** BEGIN TASK INPUT **

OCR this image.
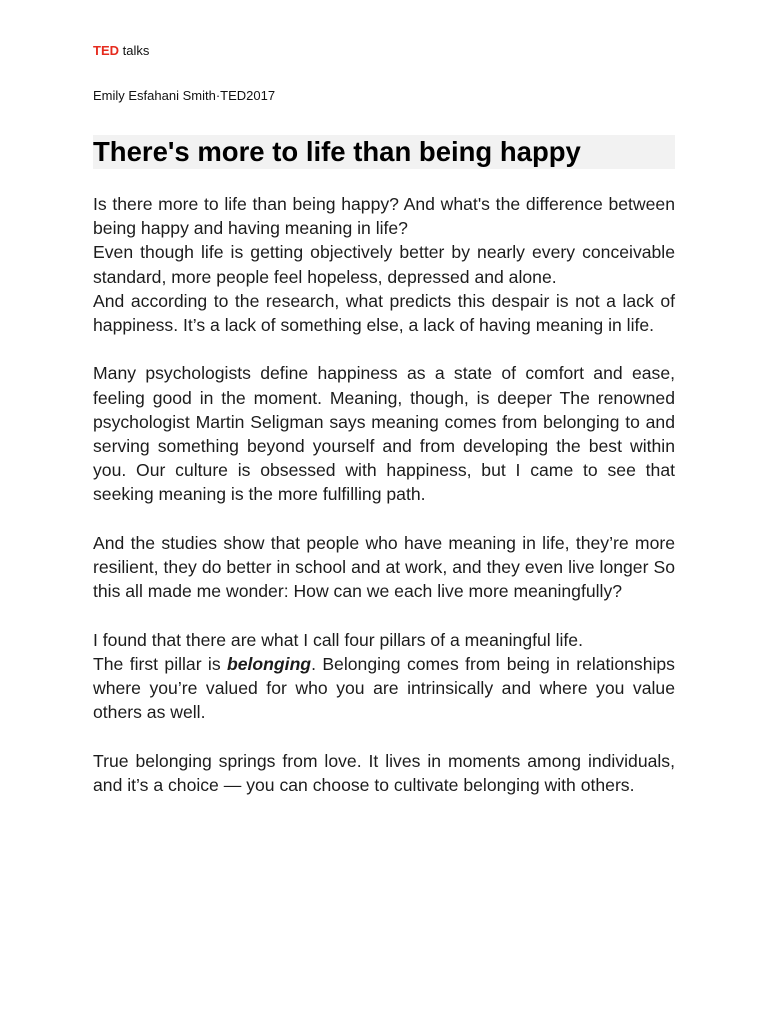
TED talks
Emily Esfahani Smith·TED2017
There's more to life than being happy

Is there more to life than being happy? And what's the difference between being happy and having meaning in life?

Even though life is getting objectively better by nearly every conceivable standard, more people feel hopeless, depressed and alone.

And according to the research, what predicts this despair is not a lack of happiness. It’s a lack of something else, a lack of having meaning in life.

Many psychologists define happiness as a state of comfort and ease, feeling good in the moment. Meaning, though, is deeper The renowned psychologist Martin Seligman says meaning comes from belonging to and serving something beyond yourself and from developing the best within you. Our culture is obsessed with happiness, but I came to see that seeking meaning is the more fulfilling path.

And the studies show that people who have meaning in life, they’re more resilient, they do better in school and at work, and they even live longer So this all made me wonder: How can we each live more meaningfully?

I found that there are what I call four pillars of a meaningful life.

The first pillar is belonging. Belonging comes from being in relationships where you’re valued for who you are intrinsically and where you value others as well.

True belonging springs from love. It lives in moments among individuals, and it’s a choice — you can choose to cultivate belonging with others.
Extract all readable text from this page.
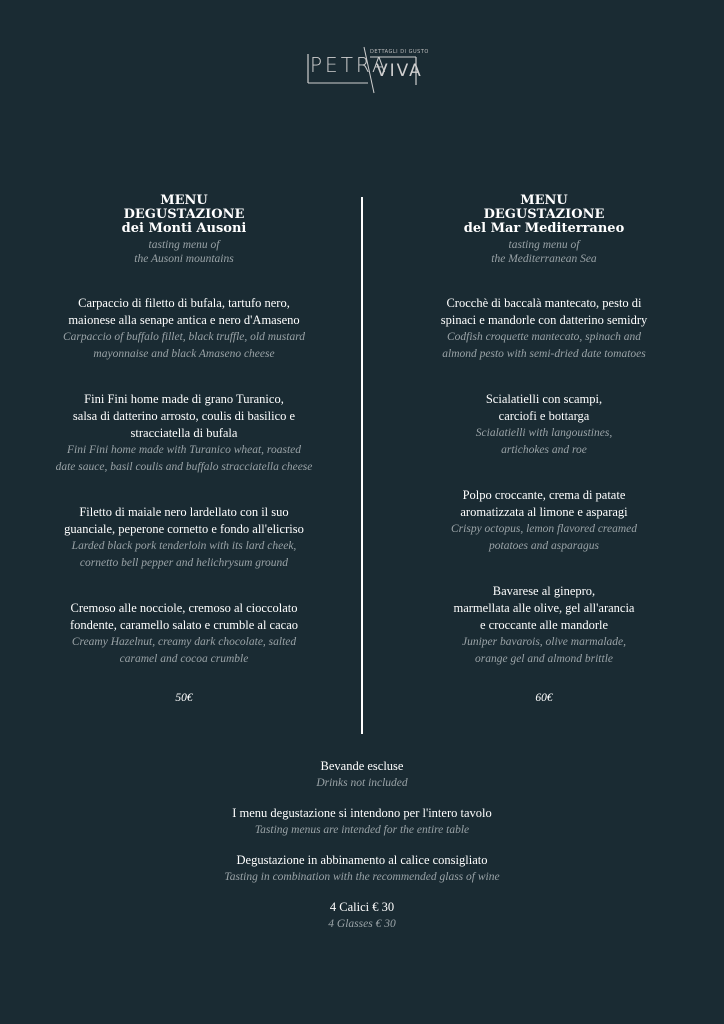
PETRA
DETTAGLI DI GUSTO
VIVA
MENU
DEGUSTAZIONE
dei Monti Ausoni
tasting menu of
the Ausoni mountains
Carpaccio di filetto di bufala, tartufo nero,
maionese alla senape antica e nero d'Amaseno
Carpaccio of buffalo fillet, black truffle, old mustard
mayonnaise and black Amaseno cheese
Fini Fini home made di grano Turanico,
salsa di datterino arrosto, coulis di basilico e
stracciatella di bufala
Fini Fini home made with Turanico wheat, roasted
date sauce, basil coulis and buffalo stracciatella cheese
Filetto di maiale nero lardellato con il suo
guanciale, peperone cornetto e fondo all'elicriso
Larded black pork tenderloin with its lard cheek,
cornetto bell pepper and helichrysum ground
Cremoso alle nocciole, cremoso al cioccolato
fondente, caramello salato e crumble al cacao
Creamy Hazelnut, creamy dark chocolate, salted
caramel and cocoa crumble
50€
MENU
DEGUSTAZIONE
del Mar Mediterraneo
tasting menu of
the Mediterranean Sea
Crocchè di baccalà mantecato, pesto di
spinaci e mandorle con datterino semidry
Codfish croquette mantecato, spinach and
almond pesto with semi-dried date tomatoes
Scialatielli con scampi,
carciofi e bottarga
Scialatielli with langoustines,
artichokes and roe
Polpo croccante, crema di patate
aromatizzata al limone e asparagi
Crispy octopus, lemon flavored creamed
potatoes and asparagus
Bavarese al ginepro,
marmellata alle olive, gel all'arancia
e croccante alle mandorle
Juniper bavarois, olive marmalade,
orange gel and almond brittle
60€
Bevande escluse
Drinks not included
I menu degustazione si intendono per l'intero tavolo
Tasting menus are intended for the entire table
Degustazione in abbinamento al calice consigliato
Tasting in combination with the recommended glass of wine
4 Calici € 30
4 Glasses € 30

** END TASK INPUT **
** BEGIN TASK INPUT **

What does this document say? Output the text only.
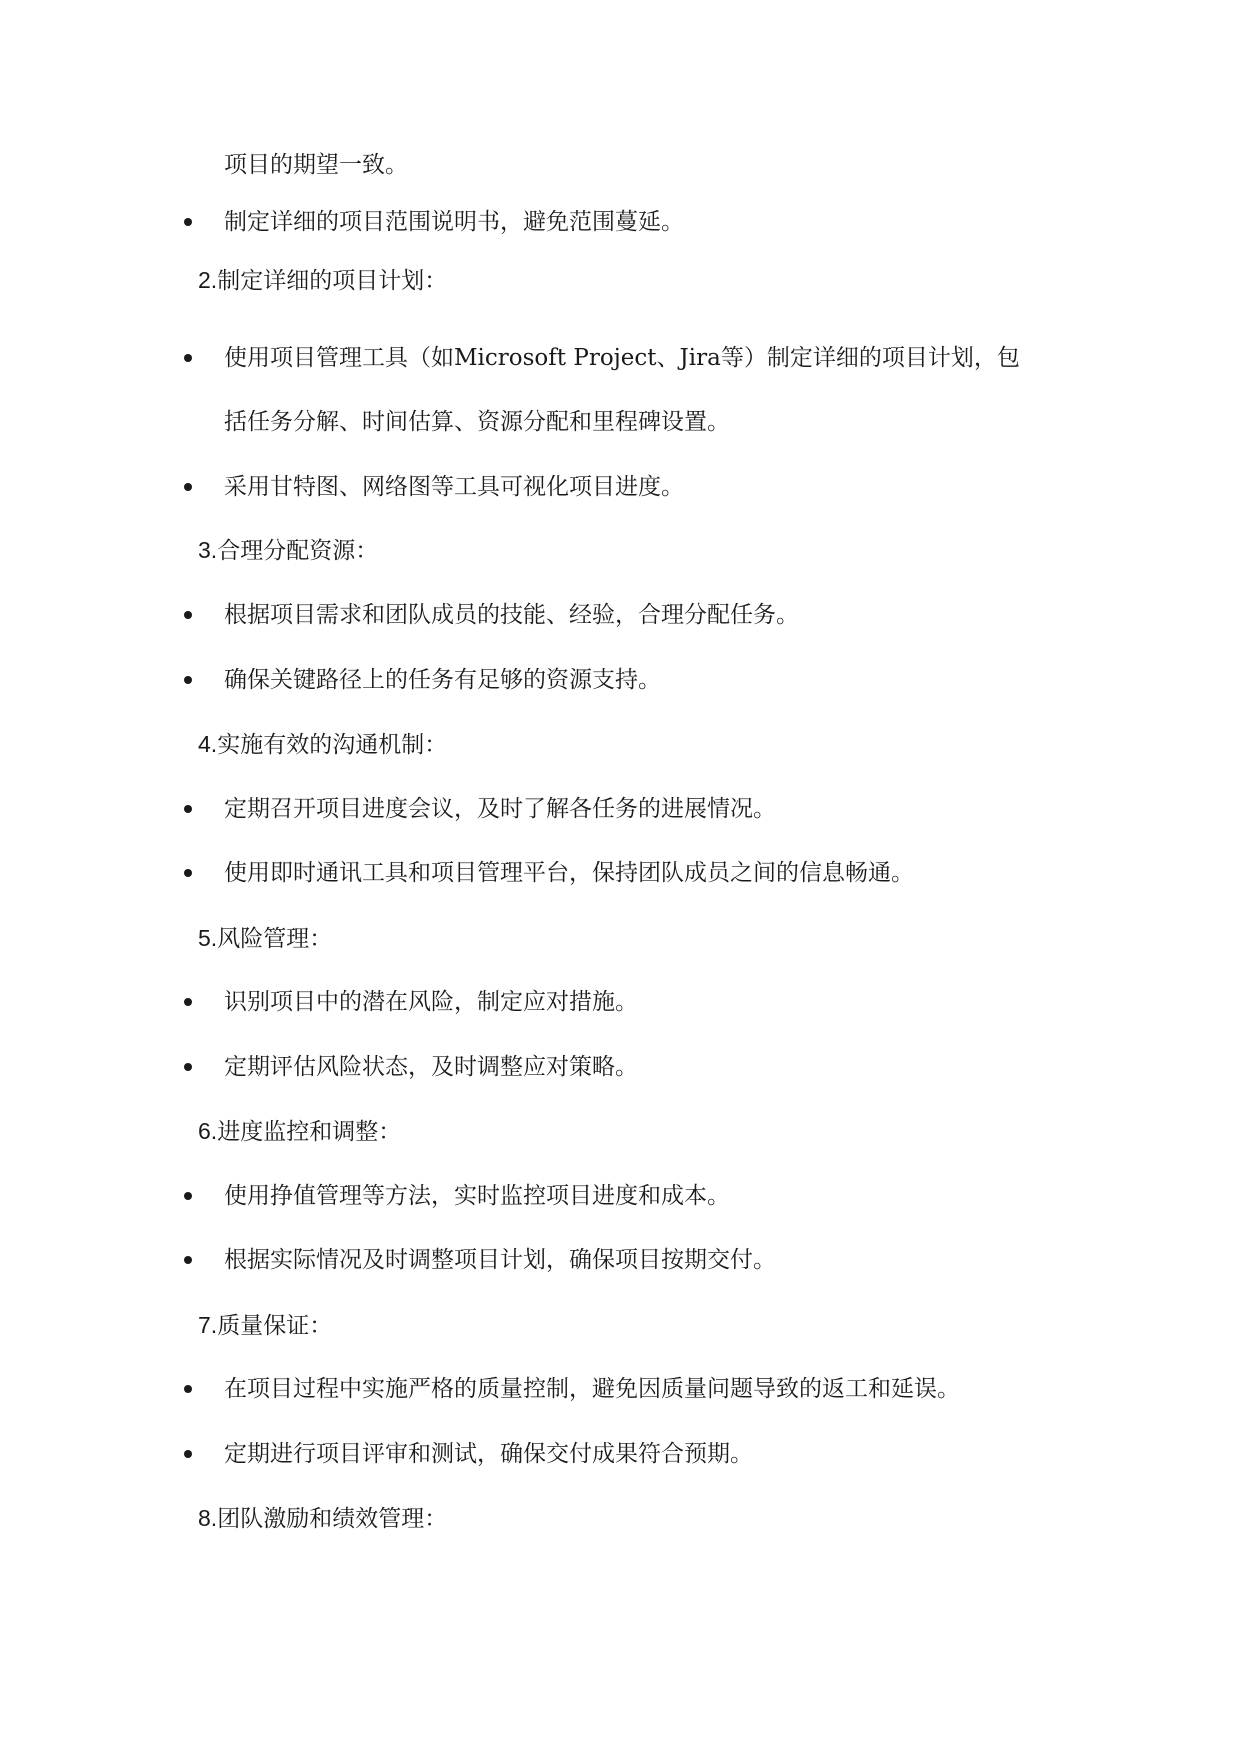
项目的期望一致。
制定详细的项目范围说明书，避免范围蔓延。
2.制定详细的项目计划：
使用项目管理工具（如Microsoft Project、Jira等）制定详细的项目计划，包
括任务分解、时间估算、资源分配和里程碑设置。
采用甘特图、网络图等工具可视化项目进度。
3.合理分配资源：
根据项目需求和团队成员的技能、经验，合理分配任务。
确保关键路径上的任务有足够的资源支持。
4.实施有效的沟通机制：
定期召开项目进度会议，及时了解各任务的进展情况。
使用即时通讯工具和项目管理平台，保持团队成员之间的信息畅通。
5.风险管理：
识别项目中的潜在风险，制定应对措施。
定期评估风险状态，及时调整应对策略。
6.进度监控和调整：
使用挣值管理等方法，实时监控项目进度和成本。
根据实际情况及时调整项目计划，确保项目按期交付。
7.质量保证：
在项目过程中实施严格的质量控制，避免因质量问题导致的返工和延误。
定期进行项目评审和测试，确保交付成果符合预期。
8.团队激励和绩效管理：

** END TASK INPUT **

[THE TASK]: Extract every line that has the string "home" in it.

[TASK SOLUTION]:
Fini Fini home made di grano Turanico,
Fini Fini home made with Turanico wheat, roasted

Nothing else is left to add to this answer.